------ WORKING DATA
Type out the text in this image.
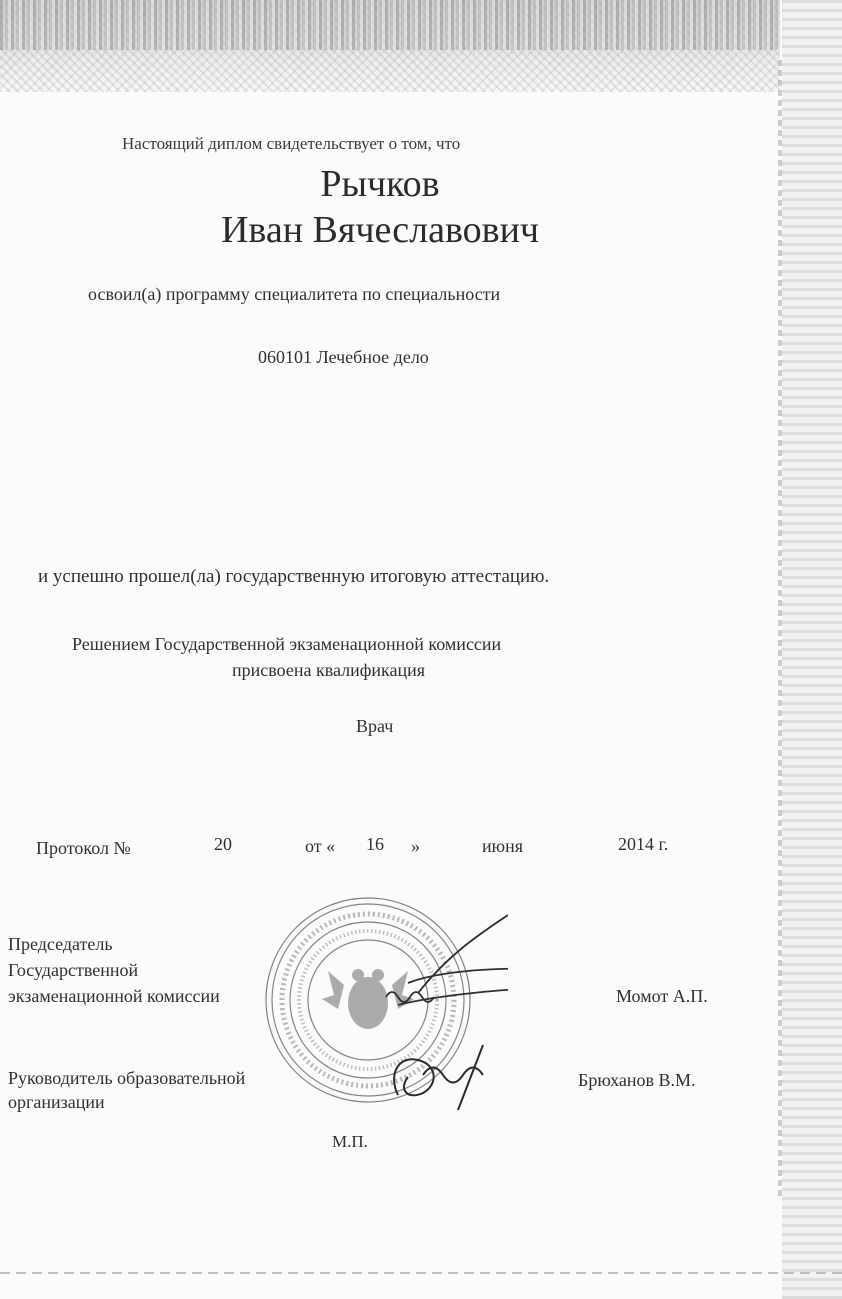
Настоящий диплом свидетельствует о том, что
Рычков
Иван Вячеславович
освоил(а) программу специалитета по специальности
060101 Лечебное дело
и успешно прошел(ла) государственную итоговую аттестацию.
Решением Государственной экзаменационной комиссии
присвоена квалификация
Врач
Протокол №	20	от « 16 »	июня	2014 г.
Председатель
Государственной
экзаменационной комиссии	Момот А.П.
Руководитель образовательной
организации
Брюханов В.М.
М.П.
------------
> **EXERCISE PROMPT**
Repeat the material above in full and unchanged, minus its images.

> **ANSWER BELOW**
Type out the text in this image.
Настоящий диплом свидетельствует о том, что
Рычков
Иван Вячеславович
освоил(а) программу специалитета по специальности
060101 Лечебное дело
и успешно прошел(ла) государственную итоговую аттестацию.
Решением Государственной экзаменационной комиссии
присвоена квалификация
Врач
Протокол №	20	от « 16 »	июня	2014 г.
Председатель
Государственной
экзаменационной комиссии	Момот А.П.
Руководитель образовательной
организации
Брюханов В.М.
М.П.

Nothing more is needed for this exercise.